Tasks to perform
[a] Copy out the records, starting at their first line and ending after the line that contains "value-label: 800 — [201, 153, 233, 174]", with both ends included and each line unchanged.
[b] Write what comes next in the argument over whether mathematics is a language, starting after its final sentence.

Source text
Since brains became powerful enough to think abstractly. This doesn't even begin to address my point. Try actually reading my posts. Mental malleability is not inherent in every mental construct. Math could simply be (and my position is, it is) a language with a very strict grammar.
You will notice that human communities, when left to their own devices, will come up with completely separate languages. You're quite wrong about this. All languages obey basic deep grammars (which first began to be outlined by Chomsky). No human has ever invented a language that runs counter to those deep grammars. They're so universal that it has been proposed that they're actually hardwired into our brains. But their universality doesn't mean they have independant existence outside of our minds.
If mathematics were just something in your head, then we should have all sorts of mutually exclusive mathematics. Why? Deep grammars are just a mental concept, and we don't find all sorts of mutually exclusive grammars. Instead we find just one deep grammar.
Second, they cannot control the popular useage. Ah, but you made the claim that they would be able to - by "thinking hard" as you put it. You said that by "thinking hard" they could change the meaning of words. So, can they change the meaning, or can't they? You don't seem too sure about this.
We already have. Sorry, I was talking about you, not us. Change my fingers into thumbs.
Um, voting isn't a mental action. It's a physical one. Not quite right - technically, it's an "locutionary act".

Items
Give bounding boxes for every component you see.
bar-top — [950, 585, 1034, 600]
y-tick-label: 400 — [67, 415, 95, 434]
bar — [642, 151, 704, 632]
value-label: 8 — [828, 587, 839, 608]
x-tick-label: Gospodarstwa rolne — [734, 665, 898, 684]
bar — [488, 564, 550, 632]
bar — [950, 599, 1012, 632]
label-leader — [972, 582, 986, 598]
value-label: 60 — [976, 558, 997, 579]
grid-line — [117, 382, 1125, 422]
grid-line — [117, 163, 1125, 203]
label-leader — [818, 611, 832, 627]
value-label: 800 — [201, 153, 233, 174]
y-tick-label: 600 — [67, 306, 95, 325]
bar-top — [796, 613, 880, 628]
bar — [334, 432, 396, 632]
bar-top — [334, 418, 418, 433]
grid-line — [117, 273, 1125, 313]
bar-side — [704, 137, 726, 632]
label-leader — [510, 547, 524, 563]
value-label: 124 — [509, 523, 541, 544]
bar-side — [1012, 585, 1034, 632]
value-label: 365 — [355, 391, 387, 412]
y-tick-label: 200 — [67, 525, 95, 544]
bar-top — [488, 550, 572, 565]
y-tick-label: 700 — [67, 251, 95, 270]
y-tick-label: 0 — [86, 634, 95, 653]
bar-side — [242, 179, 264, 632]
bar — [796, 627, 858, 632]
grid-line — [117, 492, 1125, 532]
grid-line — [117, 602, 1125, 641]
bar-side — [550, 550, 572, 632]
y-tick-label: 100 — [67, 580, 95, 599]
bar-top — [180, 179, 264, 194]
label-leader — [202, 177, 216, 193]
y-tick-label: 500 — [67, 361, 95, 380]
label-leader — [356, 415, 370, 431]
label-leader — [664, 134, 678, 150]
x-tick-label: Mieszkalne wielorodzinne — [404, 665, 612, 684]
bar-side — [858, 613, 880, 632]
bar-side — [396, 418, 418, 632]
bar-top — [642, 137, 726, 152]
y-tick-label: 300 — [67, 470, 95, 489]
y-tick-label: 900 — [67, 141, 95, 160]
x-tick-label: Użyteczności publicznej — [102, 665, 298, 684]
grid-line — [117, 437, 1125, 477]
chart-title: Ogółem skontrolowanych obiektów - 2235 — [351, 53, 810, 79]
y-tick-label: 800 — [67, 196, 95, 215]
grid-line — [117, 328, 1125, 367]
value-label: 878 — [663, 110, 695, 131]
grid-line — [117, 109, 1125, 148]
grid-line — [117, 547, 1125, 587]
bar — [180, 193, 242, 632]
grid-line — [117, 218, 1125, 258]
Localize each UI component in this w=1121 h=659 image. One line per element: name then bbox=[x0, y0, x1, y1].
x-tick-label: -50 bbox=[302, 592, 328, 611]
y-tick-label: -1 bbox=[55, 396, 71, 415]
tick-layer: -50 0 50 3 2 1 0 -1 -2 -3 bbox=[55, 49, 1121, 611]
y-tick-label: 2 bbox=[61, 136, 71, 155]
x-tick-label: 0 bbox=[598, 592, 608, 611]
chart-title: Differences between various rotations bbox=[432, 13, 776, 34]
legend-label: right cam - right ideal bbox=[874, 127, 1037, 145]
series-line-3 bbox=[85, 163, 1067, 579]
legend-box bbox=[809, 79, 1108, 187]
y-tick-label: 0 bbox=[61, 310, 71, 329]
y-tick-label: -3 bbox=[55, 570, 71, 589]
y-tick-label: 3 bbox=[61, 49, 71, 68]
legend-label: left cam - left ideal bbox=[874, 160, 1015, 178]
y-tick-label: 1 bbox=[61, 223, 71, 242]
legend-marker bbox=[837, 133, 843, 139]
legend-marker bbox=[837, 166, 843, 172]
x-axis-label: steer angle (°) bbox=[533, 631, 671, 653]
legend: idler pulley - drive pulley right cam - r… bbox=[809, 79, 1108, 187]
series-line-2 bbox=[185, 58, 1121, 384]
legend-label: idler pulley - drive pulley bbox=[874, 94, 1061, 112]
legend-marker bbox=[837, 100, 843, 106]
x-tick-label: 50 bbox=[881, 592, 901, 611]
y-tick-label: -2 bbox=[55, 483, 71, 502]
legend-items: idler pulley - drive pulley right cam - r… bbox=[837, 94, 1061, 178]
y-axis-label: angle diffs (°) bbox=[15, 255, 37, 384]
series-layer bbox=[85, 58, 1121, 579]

Answer set
[a]
Give bounding boxes for every component you see.
bar-top — [950, 585, 1034, 600]
y-tick-label: 400 — [67, 415, 95, 434]
bar — [642, 151, 704, 632]
value-label: 8 — [828, 587, 839, 608]
x-tick-label: Gospodarstwa rolne — [734, 665, 898, 684]
bar — [488, 564, 550, 632]
bar — [950, 599, 1012, 632]
label-leader — [972, 582, 986, 598]
value-label: 60 — [976, 558, 997, 579]
grid-line — [117, 382, 1125, 422]
grid-line — [117, 163, 1125, 203]
label-leader — [818, 611, 832, 627]
value-label: 800 — [201, 153, 233, 174]

[b]
You're calling cosmology "mystical claptrap"? We weren't talking about cosmology. You certainly made no cosmological statements. I just asked you where the numbers are if there's nothing to count. I mean, there's zero, obviously, but where are the rest of them? They can't be "in the nothingness", because if they were, there wouldn't be nothing, would there? Or do you think numbers are nothing? That would be equivalent to my position, I guess.
Are you saying you don't have five fingers on your hand? Your fingers exist. There are five of them. Therefore, five exists, too. It is part and parcel of your fingers. This is what I mean about asking the same questions over and over again. Remember when I answered this with a "no"? Guess not. Just because we all agree that I have five fingers on my hand doesn't mean that five has an independant existence. Everyone who develops language agrees on certain deep grammars - universally. That doesn't mean that they have an existence outside of our heads.
If I think hard enough, I can change the langauge. Go ahead and do so. Change the deep grammars. You won't be able to change them anymore than I can think an extra finger onto my hand. That still has nothing to do with the independant physical reality of number or language.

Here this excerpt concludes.